>> START GIVEN RECORDS
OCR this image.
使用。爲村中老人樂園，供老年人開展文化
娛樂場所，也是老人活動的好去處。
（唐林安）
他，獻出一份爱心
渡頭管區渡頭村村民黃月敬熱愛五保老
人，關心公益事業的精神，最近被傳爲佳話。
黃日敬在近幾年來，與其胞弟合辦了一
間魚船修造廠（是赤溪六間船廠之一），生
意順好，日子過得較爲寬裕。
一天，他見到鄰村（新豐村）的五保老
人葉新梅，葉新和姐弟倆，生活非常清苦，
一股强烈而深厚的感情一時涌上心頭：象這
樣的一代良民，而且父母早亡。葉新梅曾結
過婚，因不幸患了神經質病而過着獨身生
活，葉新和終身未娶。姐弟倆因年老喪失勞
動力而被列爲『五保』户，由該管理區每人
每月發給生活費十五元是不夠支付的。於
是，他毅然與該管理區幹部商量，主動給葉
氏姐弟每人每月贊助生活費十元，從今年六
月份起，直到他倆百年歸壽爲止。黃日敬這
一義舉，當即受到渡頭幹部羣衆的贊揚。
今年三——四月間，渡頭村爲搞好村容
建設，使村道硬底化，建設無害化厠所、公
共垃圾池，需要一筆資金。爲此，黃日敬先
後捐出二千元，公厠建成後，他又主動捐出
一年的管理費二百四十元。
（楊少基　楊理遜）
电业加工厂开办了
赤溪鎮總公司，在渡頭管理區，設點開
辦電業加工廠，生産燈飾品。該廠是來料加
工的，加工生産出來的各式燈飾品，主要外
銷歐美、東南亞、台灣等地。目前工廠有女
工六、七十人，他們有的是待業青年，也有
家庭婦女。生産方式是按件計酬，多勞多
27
>> END GIVEN RECORDS
>> START GIVEN RECORDS
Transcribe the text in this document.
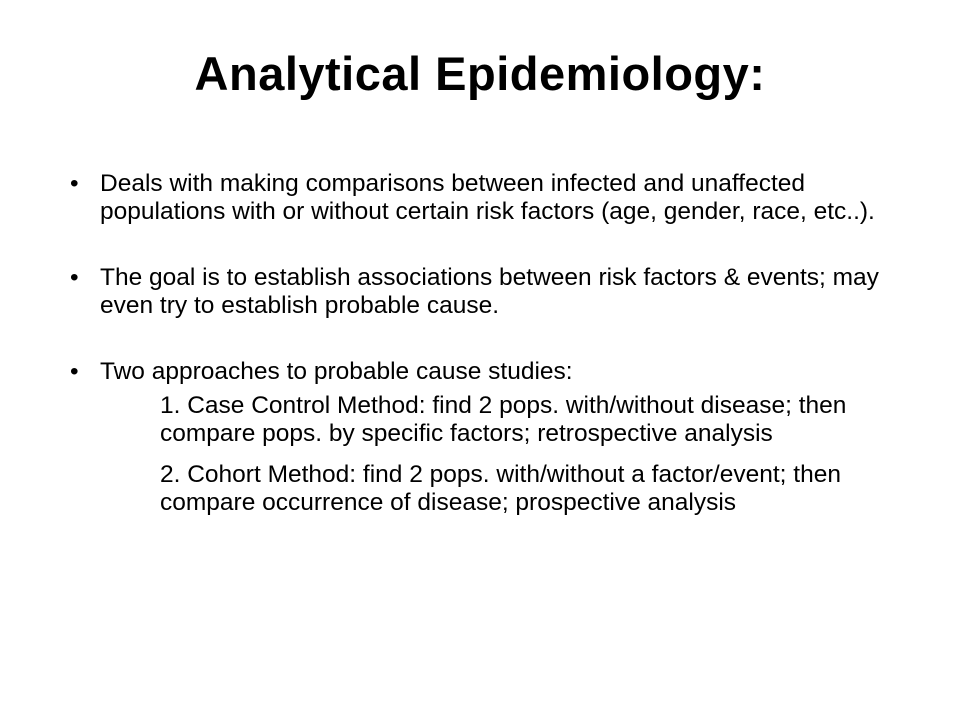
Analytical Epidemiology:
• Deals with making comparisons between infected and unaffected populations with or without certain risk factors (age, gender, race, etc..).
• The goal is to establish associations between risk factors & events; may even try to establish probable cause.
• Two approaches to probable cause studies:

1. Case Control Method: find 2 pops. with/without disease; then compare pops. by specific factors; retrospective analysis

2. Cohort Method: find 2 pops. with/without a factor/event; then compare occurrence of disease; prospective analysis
>> END GIVEN RECORDS
>> START GIVEN RECORDS
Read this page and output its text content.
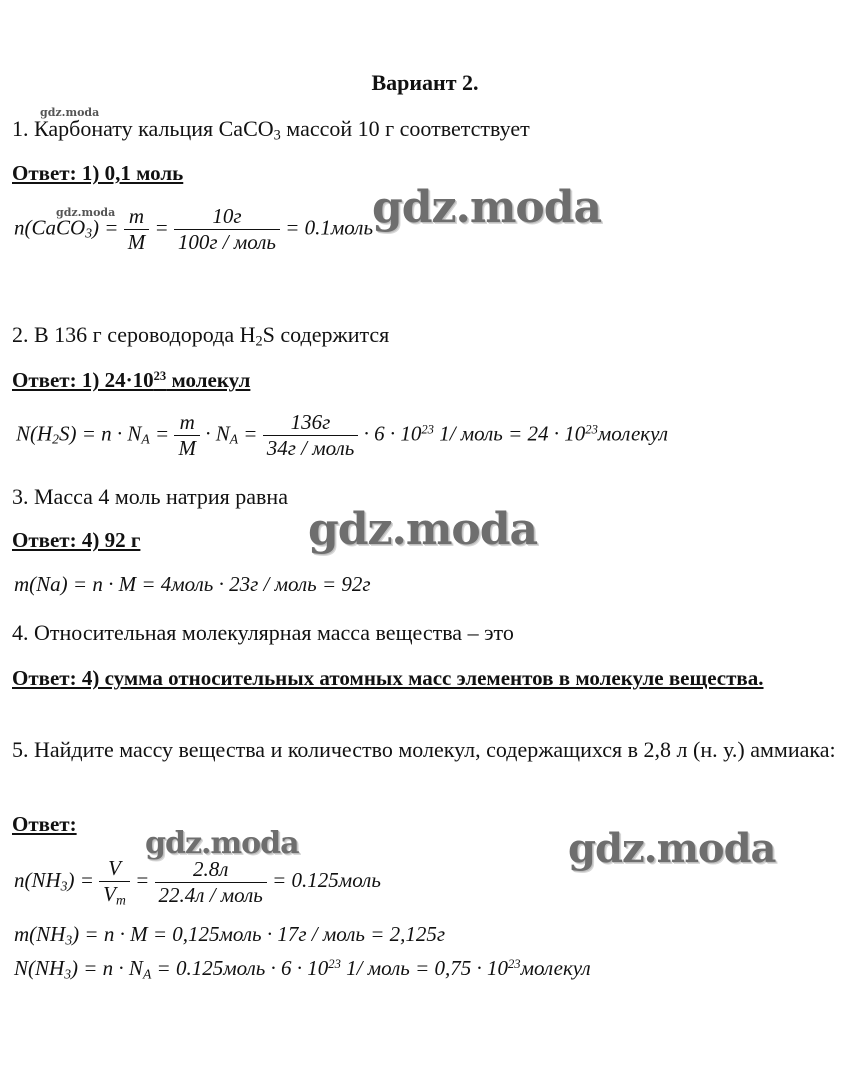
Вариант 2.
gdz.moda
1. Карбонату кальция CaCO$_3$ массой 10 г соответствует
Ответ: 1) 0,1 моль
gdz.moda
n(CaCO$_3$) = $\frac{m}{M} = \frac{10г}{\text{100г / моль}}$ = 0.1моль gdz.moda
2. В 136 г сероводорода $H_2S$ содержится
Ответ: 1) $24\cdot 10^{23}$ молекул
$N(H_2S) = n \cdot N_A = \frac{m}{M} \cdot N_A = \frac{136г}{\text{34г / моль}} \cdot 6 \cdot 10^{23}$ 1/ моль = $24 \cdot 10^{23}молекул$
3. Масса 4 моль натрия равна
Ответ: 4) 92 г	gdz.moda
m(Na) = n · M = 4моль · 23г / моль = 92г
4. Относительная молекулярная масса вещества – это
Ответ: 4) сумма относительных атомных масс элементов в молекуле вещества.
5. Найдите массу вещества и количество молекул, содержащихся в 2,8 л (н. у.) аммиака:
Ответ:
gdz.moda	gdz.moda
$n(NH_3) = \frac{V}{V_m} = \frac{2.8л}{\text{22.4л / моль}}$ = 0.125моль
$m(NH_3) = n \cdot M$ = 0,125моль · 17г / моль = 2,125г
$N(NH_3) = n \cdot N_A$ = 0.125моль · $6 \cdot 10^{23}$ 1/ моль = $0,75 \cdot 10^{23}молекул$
>> END GIVEN RECORDS
# TASK INSTRUCTIONS
Point out every line holding the string "CaCO" and copy it.

# TASK OUTPUT
1. Карбонату кальция CaCO$_3$ массой 10 г соответствует
n(CaCO$_3$) = $\frac{m}{M} = \frac{10г}{\text{100г / моль}}$ = 0.1моль gdz.moda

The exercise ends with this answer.